Exercise material >>
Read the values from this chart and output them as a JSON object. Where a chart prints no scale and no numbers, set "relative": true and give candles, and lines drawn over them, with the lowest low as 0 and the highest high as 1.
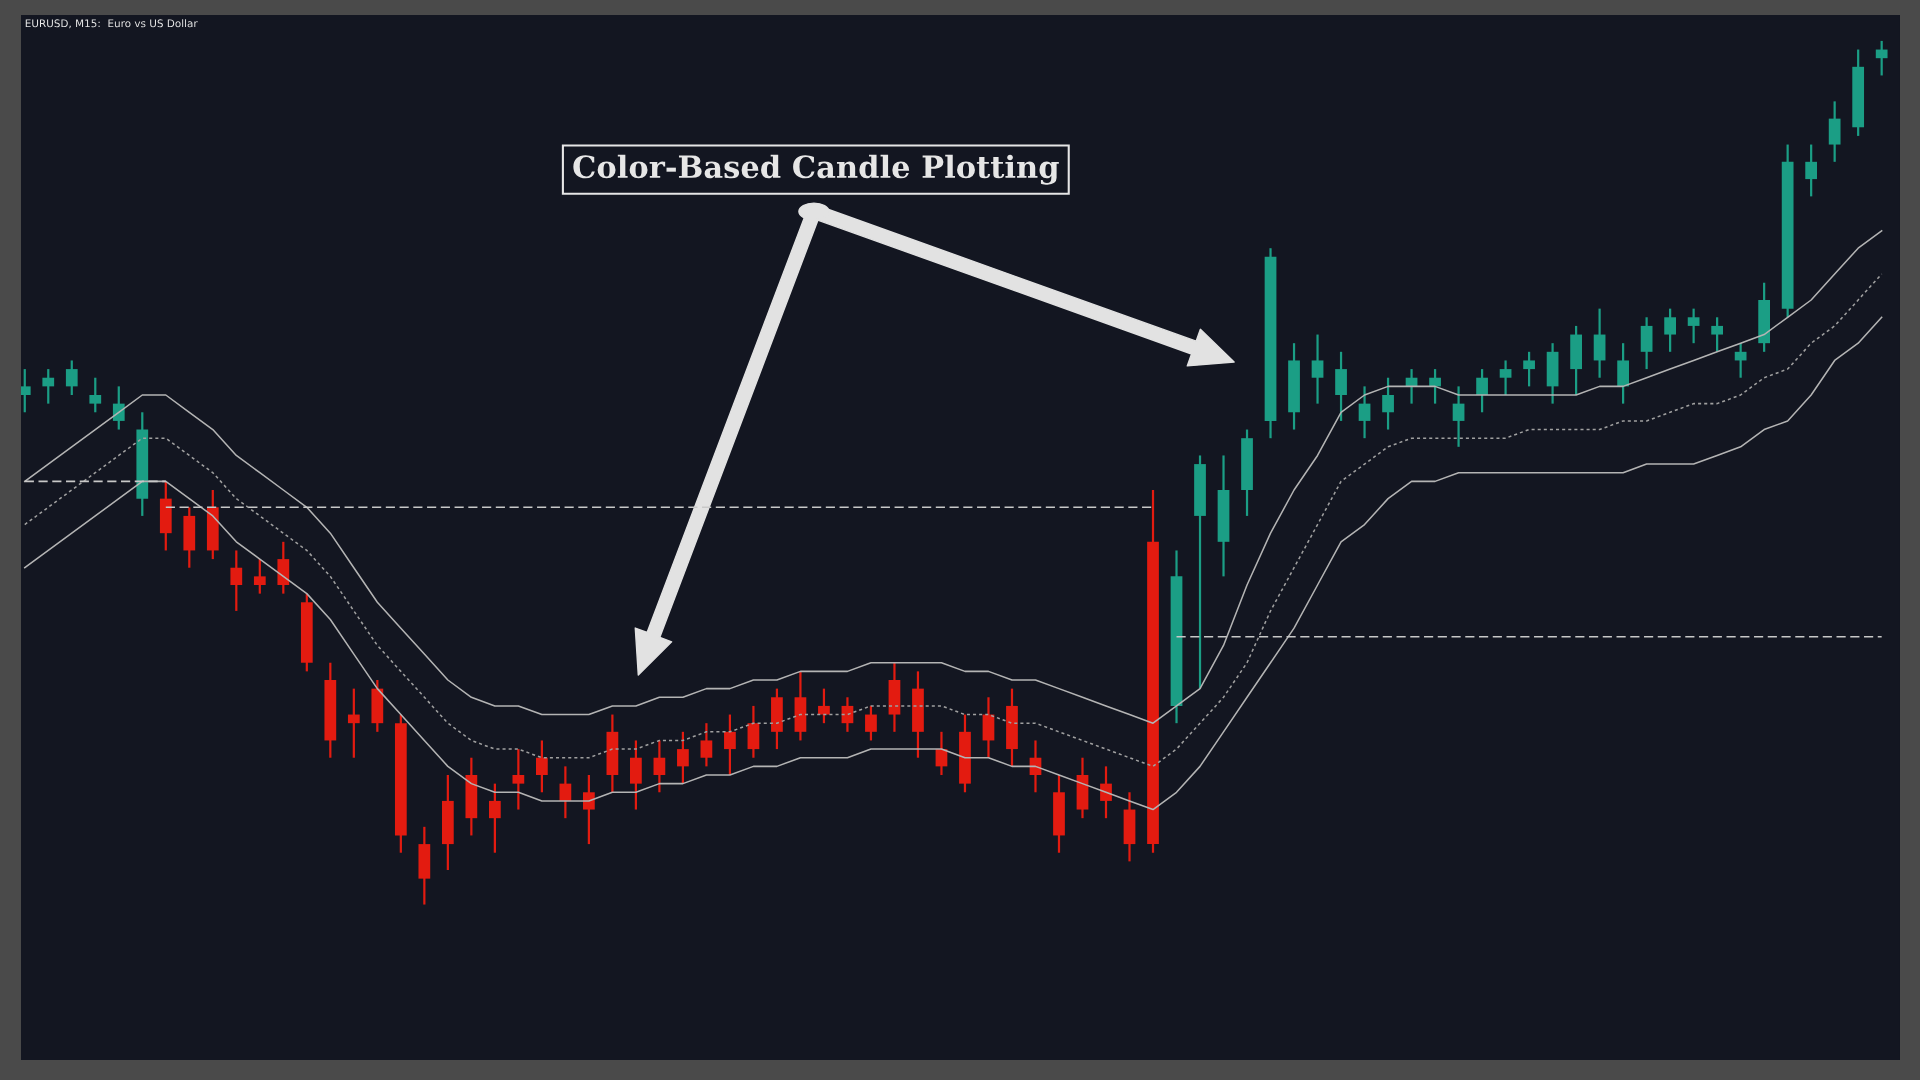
{
  "chart_data": {
    "type": "candlestick",
    "title": "EURUSD, M15:  Euro vs US Dollar",
    "relative": true,
    "tick_labels": false,
    "categories": [
      null,
      null,
      null,
      null,
      null,
      null,
      null,
      null,
      null,
      null,
      null,
      null,
      null,
      null,
      null,
      null,
      null,
      null,
      null,
      null,
      null,
      null,
      null,
      null,
      null,
      null,
      null,
      null,
      null,
      null,
      null,
      null,
      null,
      null,
      null,
      null,
      null,
      null,
      null,
      null,
      null,
      null,
      null,
      null,
      null,
      null,
      null,
      null,
      null,
      null,
      null,
      null,
      null,
      null,
      null,
      null,
      null,
      null,
      null,
      null,
      null,
      null,
      null,
      null,
      null,
      null,
      null,
      null,
      null,
      null,
      null,
      null,
      null,
      null,
      null,
      null,
      null,
      null,
      null,
      null
    ],
    "ohlc": [
      [
        0.59,
        0.62,
        0.57,
        0.6
      ],
      [
        0.6,
        0.62,
        0.58,
        0.61
      ],
      [
        0.6,
        0.63,
        0.59,
        0.62
      ],
      [
        0.58,
        0.61,
        0.57,
        0.59
      ],
      [
        0.56,
        0.6,
        0.55,
        0.58
      ],
      [
        0.47,
        0.57,
        0.45,
        0.55
      ],
      [
        0.47,
        0.49,
        0.41,
        0.43
      ],
      [
        0.45,
        0.46,
        0.39,
        0.41
      ],
      [
        0.46,
        0.48,
        0.4,
        0.41
      ],
      [
        0.39,
        0.41,
        0.34,
        0.37
      ],
      [
        0.38,
        0.4,
        0.36,
        0.37
      ],
      [
        0.4,
        0.42,
        0.36,
        0.37
      ],
      [
        0.35,
        0.36,
        0.27,
        0.28
      ],
      [
        0.26,
        0.28,
        0.17,
        0.19
      ],
      [
        0.22,
        0.25,
        0.17,
        0.21
      ],
      [
        0.25,
        0.26,
        0.2,
        0.21
      ],
      [
        0.21,
        0.22,
        0.06,
        0.08
      ],
      [
        0.07,
        0.09,
        0.0,
        0.03
      ],
      [
        0.12,
        0.15,
        0.04,
        0.07
      ],
      [
        0.15,
        0.17,
        0.08,
        0.1
      ],
      [
        0.12,
        0.14,
        0.06,
        0.1
      ],
      [
        0.15,
        0.18,
        0.11,
        0.14
      ],
      [
        0.17,
        0.19,
        0.13,
        0.15
      ],
      [
        0.14,
        0.16,
        0.1,
        0.12
      ],
      [
        0.13,
        0.15,
        0.07,
        0.11
      ],
      [
        0.2,
        0.22,
        0.13,
        0.15
      ],
      [
        0.17,
        0.19,
        0.11,
        0.14
      ],
      [
        0.17,
        0.19,
        0.13,
        0.15
      ],
      [
        0.18,
        0.2,
        0.14,
        0.16
      ],
      [
        0.19,
        0.21,
        0.16,
        0.17
      ],
      [
        0.2,
        0.22,
        0.15,
        0.18
      ],
      [
        0.21,
        0.23,
        0.17,
        0.18
      ],
      [
        0.24,
        0.25,
        0.18,
        0.2
      ],
      [
        0.24,
        0.27,
        0.19,
        0.2
      ],
      [
        0.23,
        0.25,
        0.21,
        0.22
      ],
      [
        0.23,
        0.24,
        0.2,
        0.21
      ],
      [
        0.22,
        0.23,
        0.19,
        0.2
      ],
      [
        0.26,
        0.28,
        0.2,
        0.22
      ],
      [
        0.25,
        0.27,
        0.17,
        0.2
      ],
      [
        0.18,
        0.2,
        0.15,
        0.16
      ],
      [
        0.2,
        0.22,
        0.13,
        0.14
      ],
      [
        0.22,
        0.24,
        0.17,
        0.19
      ],
      [
        0.23,
        0.25,
        0.16,
        0.18
      ],
      [
        0.17,
        0.19,
        0.13,
        0.15
      ],
      [
        0.13,
        0.15,
        0.06,
        0.08
      ],
      [
        0.15,
        0.17,
        0.1,
        0.11
      ],
      [
        0.14,
        0.16,
        0.1,
        0.12
      ],
      [
        0.11,
        0.13,
        0.05,
        0.07
      ],
      [
        0.42,
        0.48,
        0.06,
        0.07
      ],
      [
        0.23,
        0.41,
        0.21,
        0.38
      ],
      [
        0.45,
        0.52,
        0.25,
        0.51
      ],
      [
        0.42,
        0.52,
        0.38,
        0.48
      ],
      [
        0.48,
        0.55,
        0.45,
        0.54
      ],
      [
        0.56,
        0.76,
        0.54,
        0.75
      ],
      [
        0.57,
        0.65,
        0.55,
        0.63
      ],
      [
        0.61,
        0.66,
        0.58,
        0.63
      ],
      [
        0.59,
        0.64,
        0.56,
        0.62
      ],
      [
        0.56,
        0.6,
        0.54,
        0.58
      ],
      [
        0.57,
        0.61,
        0.55,
        0.59
      ],
      [
        0.6,
        0.62,
        0.58,
        0.61
      ],
      [
        0.6,
        0.62,
        0.58,
        0.61
      ],
      [
        0.56,
        0.6,
        0.53,
        0.58
      ],
      [
        0.59,
        0.62,
        0.57,
        0.61
      ],
      [
        0.61,
        0.63,
        0.59,
        0.62
      ],
      [
        0.62,
        0.64,
        0.6,
        0.63
      ],
      [
        0.6,
        0.65,
        0.58,
        0.64
      ],
      [
        0.62,
        0.67,
        0.59,
        0.66
      ],
      [
        0.63,
        0.69,
        0.61,
        0.66
      ],
      [
        0.6,
        0.65,
        0.58,
        0.63
      ],
      [
        0.64,
        0.68,
        0.62,
        0.67
      ],
      [
        0.66,
        0.69,
        0.64,
        0.68
      ],
      [
        0.67,
        0.69,
        0.65,
        0.68
      ],
      [
        0.66,
        0.68,
        0.64,
        0.67
      ],
      [
        0.63,
        0.65,
        0.61,
        0.64
      ],
      [
        0.65,
        0.72,
        0.64,
        0.7
      ],
      [
        0.69,
        0.88,
        0.68,
        0.86
      ],
      [
        0.84,
        0.88,
        0.82,
        0.86
      ],
      [
        0.88,
        0.93,
        0.86,
        0.91
      ],
      [
        0.9,
        0.99,
        0.89,
        0.97
      ],
      [
        0.98,
        1.0,
        0.96,
        0.99
      ]
    ],
    "colors": [
      "#1b9e85",
      "#1b9e85",
      "#1b9e85",
      "#1b9e85",
      "#1b9e85",
      "#1b9e85",
      "#e31b10",
      "#e31b10",
      "#e31b10",
      "#e31b10",
      "#e31b10",
      "#e31b10",
      "#e31b10",
      "#e31b10",
      "#e31b10",
      "#e31b10",
      "#e31b10",
      "#e31b10",
      "#e31b10",
      "#e31b10",
      "#e31b10",
      "#e31b10",
      "#e31b10",
      "#e31b10",
      "#e31b10",
      "#e31b10",
      "#e31b10",
      "#e31b10",
      "#e31b10",
      "#e31b10",
      "#e31b10",
      "#e31b10",
      "#e31b10",
      "#e31b10",
      "#e31b10",
      "#e31b10",
      "#e31b10",
      "#e31b10",
      "#e31b10",
      "#e31b10",
      "#e31b10",
      "#e31b10",
      "#e31b10",
      "#e31b10",
      "#e31b10",
      "#e31b10",
      "#e31b10",
      "#e31b10",
      "#e31b10",
      "#1b9e85",
      "#1b9e85",
      "#1b9e85",
      "#1b9e85",
      "#1b9e85",
      "#1b9e85",
      "#1b9e85",
      "#1b9e85",
      "#1b9e85",
      "#1b9e85",
      "#1b9e85",
      "#1b9e85",
      "#1b9e85",
      "#1b9e85",
      "#1b9e85",
      "#1b9e85",
      "#1b9e85",
      "#1b9e85",
      "#1b9e85",
      "#1b9e85",
      "#1b9e85",
      "#1b9e85",
      "#1b9e85",
      "#1b9e85",
      "#1b9e85",
      "#1b9e85",
      "#1b9e85",
      "#1b9e85",
      "#1b9e85",
      "#1b9e85",
      "#1b9e85"
    ],
    "series": [
      {
        "type": "line",
        "color": "#b4b4b4",
        "line_style": "solid",
        "values": [
          0.49,
          0.51,
          0.53,
          0.55,
          0.57,
          0.59,
          0.59,
          0.57,
          0.55,
          0.52,
          0.5,
          0.48,
          0.46,
          0.43,
          0.39,
          0.35,
          0.32,
          0.29,
          0.26,
          0.24,
          0.23,
          0.23,
          0.22,
          0.22,
          0.22,
          0.23,
          0.23,
          0.24,
          0.24,
          0.25,
          0.25,
          0.26,
          0.26,
          0.27,
          0.27,
          0.27,
          0.28,
          0.28,
          0.28,
          0.28,
          0.27,
          0.27,
          0.26,
          0.26,
          0.25,
          0.24,
          0.23,
          0.22,
          0.21,
          0.23,
          0.25,
          0.3,
          0.37,
          0.43,
          0.48,
          0.52,
          0.57,
          0.59,
          0.6,
          0.6,
          0.6,
          0.59,
          0.59,
          0.59,
          0.59,
          0.59,
          0.59,
          0.6,
          0.6,
          0.61,
          0.62,
          0.63,
          0.64,
          0.65,
          0.66,
          0.68,
          0.7,
          0.73,
          0.76,
          0.78
        ]
      },
      {
        "type": "line",
        "color": "#a0a0a0",
        "line_style": "dotted",
        "values": [
          0.44,
          0.46,
          0.48,
          0.5,
          0.52,
          0.54,
          0.54,
          0.52,
          0.5,
          0.47,
          0.45,
          0.43,
          0.41,
          0.38,
          0.34,
          0.3,
          0.27,
          0.24,
          0.21,
          0.19,
          0.18,
          0.18,
          0.17,
          0.17,
          0.17,
          0.18,
          0.18,
          0.19,
          0.19,
          0.2,
          0.2,
          0.21,
          0.21,
          0.22,
          0.22,
          0.22,
          0.23,
          0.23,
          0.23,
          0.23,
          0.22,
          0.22,
          0.21,
          0.21,
          0.2,
          0.19,
          0.18,
          0.17,
          0.16,
          0.18,
          0.21,
          0.24,
          0.28,
          0.34,
          0.39,
          0.44,
          0.49,
          0.51,
          0.53,
          0.54,
          0.54,
          0.54,
          0.54,
          0.54,
          0.55,
          0.55,
          0.55,
          0.55,
          0.56,
          0.56,
          0.57,
          0.58,
          0.58,
          0.59,
          0.61,
          0.62,
          0.65,
          0.67,
          0.7,
          0.73
        ]
      },
      {
        "type": "line",
        "color": "#b4b4b4",
        "line_style": "solid",
        "values": [
          0.39,
          0.41,
          0.43,
          0.45,
          0.47,
          0.49,
          0.49,
          0.47,
          0.45,
          0.42,
          0.4,
          0.38,
          0.36,
          0.33,
          0.29,
          0.25,
          0.22,
          0.19,
          0.16,
          0.14,
          0.13,
          0.13,
          0.12,
          0.12,
          0.12,
          0.13,
          0.13,
          0.14,
          0.14,
          0.15,
          0.15,
          0.16,
          0.16,
          0.17,
          0.17,
          0.17,
          0.18,
          0.18,
          0.18,
          0.18,
          0.17,
          0.17,
          0.16,
          0.16,
          0.15,
          0.14,
          0.13,
          0.12,
          0.11,
          0.13,
          0.16,
          0.2,
          0.24,
          0.28,
          0.32,
          0.37,
          0.42,
          0.44,
          0.47,
          0.49,
          0.49,
          0.5,
          0.5,
          0.5,
          0.5,
          0.5,
          0.5,
          0.5,
          0.5,
          0.51,
          0.51,
          0.51,
          0.52,
          0.53,
          0.55,
          0.56,
          0.59,
          0.63,
          0.65,
          0.68
        ]
      },
      {
        "type": "line",
        "color": "#c8c8c8",
        "line_style": "dashed",
        "values": [
          0.49,
          0.49,
          0.49,
          0.49,
          0.49,
          0.49,
          0.49,
          null,
          null,
          null,
          null,
          null,
          null,
          null,
          null,
          null,
          null,
          null,
          null,
          null,
          null,
          null,
          null,
          null,
          null,
          null,
          null,
          null,
          null,
          null,
          null,
          null,
          null,
          null,
          null,
          null,
          null,
          null,
          null,
          null,
          null,
          null,
          null,
          null,
          null,
          null,
          null,
          null,
          null,
          null,
          null,
          null,
          null,
          null,
          null,
          null,
          null,
          null,
          null,
          null,
          null,
          null,
          null,
          null,
          null,
          null,
          null,
          null,
          null,
          null,
          null,
          null,
          null,
          null,
          null,
          null,
          null,
          null,
          null,
          null
        ]
      },
      {
        "type": "line",
        "color": "#c8c8c8",
        "line_style": "dashed",
        "values": [
          null,
          null,
          null,
          null,
          null,
          null,
          0.46,
          0.46,
          0.46,
          0.46,
          0.46,
          0.46,
          0.46,
          0.46,
          0.46,
          0.46,
          0.46,
          0.46,
          0.46,
          0.46,
          0.46,
          0.46,
          0.46,
          0.46,
          0.46,
          0.46,
          0.46,
          0.46,
          0.46,
          0.46,
          0.46,
          0.46,
          0.46,
          0.46,
          0.46,
          0.46,
          0.46,
          0.46,
          0.46,
          0.46,
          0.46,
          0.46,
          0.46,
          0.46,
          0.46,
          0.46,
          0.46,
          0.46,
          0.46,
          null,
          null,
          null,
          null,
          null,
          null,
          null,
          null,
          null,
          null,
          null,
          null,
          null,
          null,
          null,
          null,
          null,
          null,
          null,
          null,
          null,
          null,
          null,
          null,
          null,
          null,
          null,
          null,
          null,
          null,
          null
        ]
      },
      {
        "type": "line",
        "color": "#c8c8c8",
        "line_style": "dashed",
        "values": [
          null,
          null,
          null,
          null,
          null,
          null,
          null,
          null,
          null,
          null,
          null,
          null,
          null,
          null,
          null,
          null,
          null,
          null,
          null,
          null,
          null,
          null,
          null,
          null,
          null,
          null,
          null,
          null,
          null,
          null,
          null,
          null,
          null,
          null,
          null,
          null,
          null,
          null,
          null,
          null,
          null,
          null,
          null,
          null,
          null,
          null,
          null,
          null,
          null,
          0.31,
          0.31,
          0.31,
          0.31,
          0.31,
          0.31,
          0.31,
          0.31,
          0.31,
          0.31,
          0.31,
          0.31,
          0.31,
          0.31,
          0.31,
          0.31,
          0.31,
          0.31,
          0.31,
          0.31,
          0.31,
          0.31,
          0.31,
          0.31,
          0.31,
          0.31,
          0.31,
          0.31,
          0.31,
          0.31,
          0.31
        ]
      }
    ],
    "annotations": [
      "Color-Based Candle Plotting"
    ]
  }
}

What is being asked >> Identify the lines that hold the word "true". Copy every one of them.

Finished exercise >>
Read the values from this chart and output them as a JSON object. Where a chart prints no scale and no numbers, set "relative": true and give candles, and lines drawn over them, with the lowest low as 0 and the highest high as 1.
    "relative": true,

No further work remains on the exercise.